# [課題文]
自立心の育て方についての本文では、「自立心」とはどんな力だと説明していますか。

# [本文]
● ● ● ● ●

父母と教師に役立つ学級懇談会の話材集    2015・2・23記




        
自立心の育て方




 親の願いは、わが子が、いつ、どんな場面に出会っても、放り出されても、
たくましく生きていける人間に育ってほしい、ということでしょう。親が夭
折(早死)しても、くいばぐれのない、自立した生活ができる人間に育って
ほしい、ということでしょう。苦難の場面に出会っても、自力で生き抜いて
いける強い人間に育ってほしい、ということでしょう。
 そのためには、わが子に、自立心を身につけることが重要となります。
「自立心」とは、自分のアタマで考え、自分ひとりで判断し、他人に頼らず
に、独立独歩で正しい行動を選択していく力のことです。親の手助けなしに、
子ども自身が自主的に判断して独力で行動していける力を身につけさせるこ
とが重要です。
 自立心を育てるために、家庭では、どう指導すればよいでしょうか。日常
の生活習慣のしつけ指導を通して、自分で判断して身辺を処理していく力を
身につけさせていけばいいのです。
 乳幼児期では、親の十分な愛情で、理屈でなく、からだに覚え込ませるよ
うに身辺処理の行動を身につけさせていきます。犬のチンチン、オアヅケと
同じように、文句なしの行動様式の習慣づけをしてて身につけていきます。
 学童期では、親の行動(見本)を見せて、知らず知らずのうちにまねしな
がら、言葉でも教えていきながら、身につけていきます。そのためには両親
が手本をわが子に示している必要があります。両親の自立した行動(姿)を
みせて、見習わせていくようにします。わざとこうするのよ、と見せるので
なく、子どもがひとりでに、いつのまにか刷り込まれている、というように
します。子どもは親の背中を見て育つ」とは、まさにこのことを言っていま
す。こうして、しだいに親離れさせて自立心を身につけていくようにします。

● ● ● ● ●

[空間レイアウトの項目]

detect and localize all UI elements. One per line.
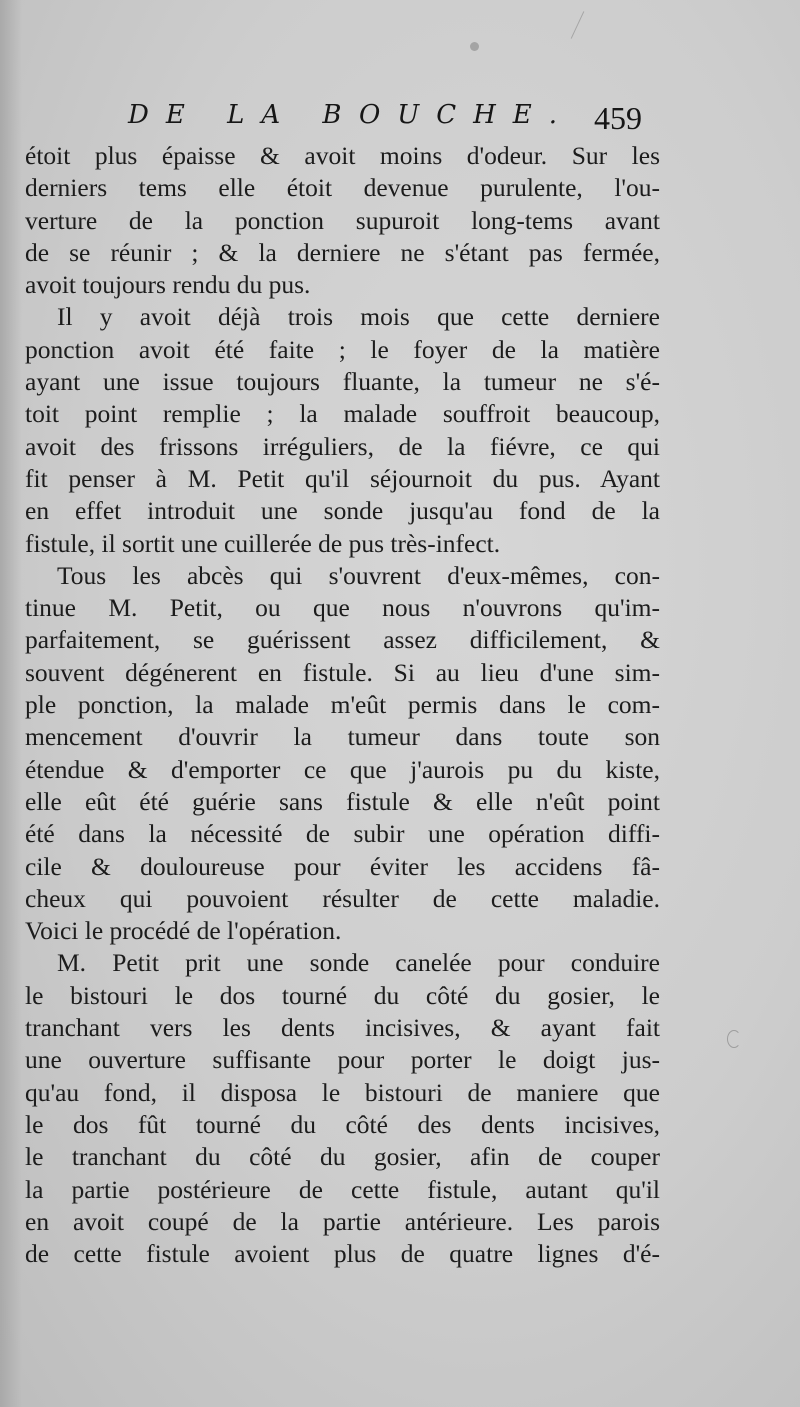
text-line: fit penser à M. Petit qu'il séjournoit du pus. Ayant [25, 463, 660, 493]
paper-mark [727, 1030, 741, 1048]
text-line: le dos fût tourné du côté des dents incisives, [25, 1109, 660, 1139]
text-line: tranchant vers les dents incisives, & ayant fait [25, 1013, 660, 1043]
text-line: ple ponction, la malade m'eût permis dans le com- [25, 690, 660, 720]
text-line: avoit toujours rendu du pus. [25, 270, 311, 300]
text-line: le bistouri le dos tourné du côté du gosier, le [25, 980, 660, 1010]
text-line: avoit des frissons irréguliers, de la fiévre, ce qui [25, 431, 660, 461]
paper-scratch [571, 11, 585, 39]
text-line: le tranchant du côté du gosier, afin de couper [25, 1142, 660, 1172]
text-line: tinue M. Petit, ou que nous n'ouvrons qu'im- [25, 593, 660, 623]
text-line: de se réunir ; & la derniere ne s'étant pas fermée, [25, 237, 660, 267]
text-line: de cette fistule avoient plus de quatre lignes d'é- [25, 1239, 660, 1269]
text-line: fistule, il sortit une cuillerée de pus très-infect. [25, 528, 501, 558]
body-text [25, 140, 660, 1270]
text-line: Voici le procédé de l'opération. [25, 916, 342, 946]
text-line: souvent dégénerent en fistule. Si au lieu d'une sim- [25, 657, 660, 687]
text-line: étoit plus épaisse & avoit moins d'odeur. Sur les [25, 141, 660, 170]
text-line: été dans la nécessité de subir une opération diffi- [25, 819, 660, 849]
text-line: une ouverture suffisante pour porter le doigt jus- [25, 1045, 660, 1075]
text-line: M. Petit prit une sonde canelée pour conduire [57, 948, 660, 978]
text-line: en avoit coupé de la partie antérieure. Les parois [25, 1206, 660, 1236]
text-line: cile & douloureuse pour éviter les accidens fâ- [25, 851, 660, 881]
text-line: la partie postérieure de cette fistule, autant qu'il [25, 1174, 660, 1204]
text-line: Il y avoit déjà trois mois que cette derniere [57, 302, 660, 332]
text-line: ponction avoit été faite ; le foyer de la matière [25, 334, 660, 364]
running-title: DE LA BOUCHE. [128, 100, 575, 130]
text-line: derniers tems elle étoit devenue purulente, l'ou- [25, 173, 660, 203]
text-line: toit point remplie ; la malade souffroit beaucoup, [25, 399, 660, 429]
text-line: cheux qui pouvoient résulter de cette maladie. [25, 883, 660, 913]
gutter-shadow [0, 0, 22, 1407]
text-line: verture de la ponction supuroit long-tems avant [25, 205, 660, 235]
text-line: ayant une issue toujours fluante, la tumeur ne s'é- [25, 367, 660, 397]
text-line: qu'au fond, il disposa le bistouri de maniere que [25, 1077, 660, 1107]
page-number: 459 [594, 100, 642, 136]
text-line: mencement d'ouvrir la tumeur dans toute son [25, 722, 660, 752]
text-line: parfaitement, se guérissent assez difficilement, & [25, 625, 660, 655]
text-line: elle eût été guérie sans fistule & elle n'eût point [25, 786, 660, 816]
text-line: étendue & d'emporter ce que j'aurois pu du kiste, [25, 754, 660, 784]
text-line: Tous les abcès qui s'ouvrent d'eux-mêmes, con- [57, 560, 660, 590]
ink-speck [470, 42, 479, 51]
text-line: en effet introduit une sonde jusqu'au fond de la [25, 496, 660, 526]
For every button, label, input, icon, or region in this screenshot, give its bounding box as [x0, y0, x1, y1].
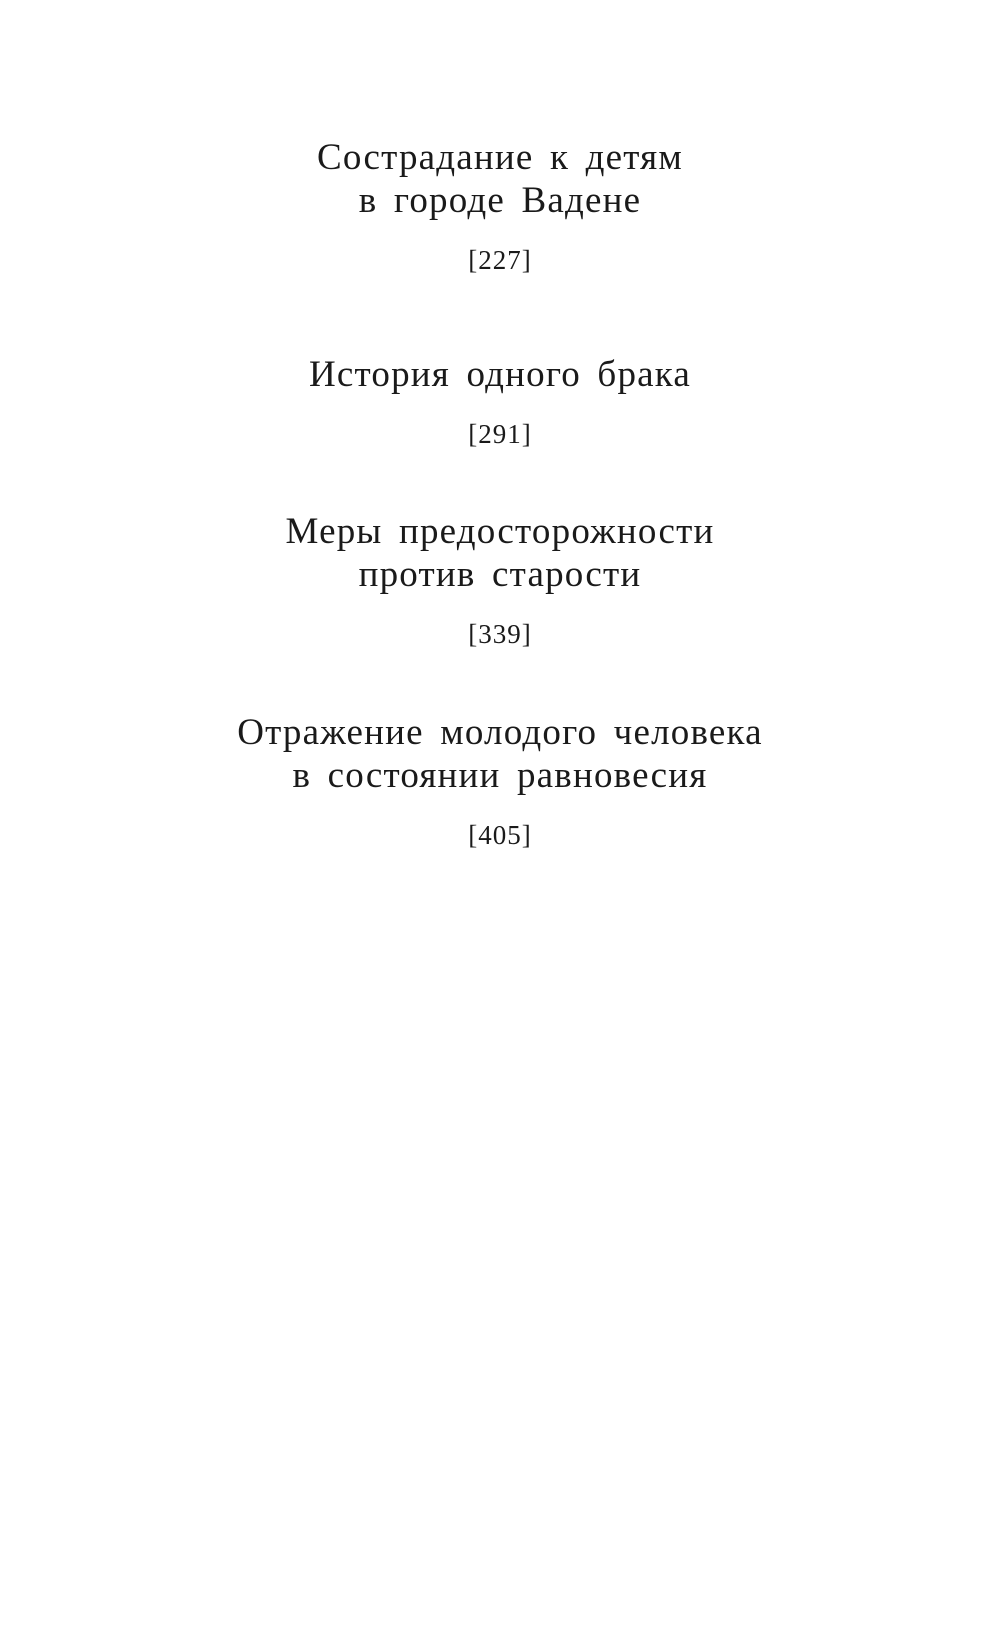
entry-title-line: Меры предосторожности — [285, 511, 715, 552]
entry-title-line: Сострадание к детям — [317, 137, 683, 178]
toc-entry — [0, 711, 1000, 850]
entry-title-line: История одного брака — [308, 354, 692, 395]
entry-page-number: [ 291 ] — [0, 419, 1000, 449]
entry-page-number: [ 405 ] — [0, 820, 1000, 850]
entry-title-line: в городе Вадене — [358, 180, 642, 221]
entry-title-line: Отражение молодого человека — [237, 712, 763, 753]
toc-entry — [0, 353, 1000, 449]
entry-title-line: против старости — [358, 554, 642, 595]
entry-page-number: [ 339 ] — [0, 619, 1000, 649]
entry-title-line: в состоянии равновесия — [292, 755, 708, 796]
entry-page-number: [ 227 ] — [0, 245, 1000, 275]
toc-entry — [0, 136, 1000, 275]
toc-entry — [0, 510, 1000, 649]
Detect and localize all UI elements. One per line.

● ● ● ● ●

# [解答]
自分のアタマで考え、自分ひとりで判断し、他人に頼らずに、独立独歩で正しい行動を選択していく力です。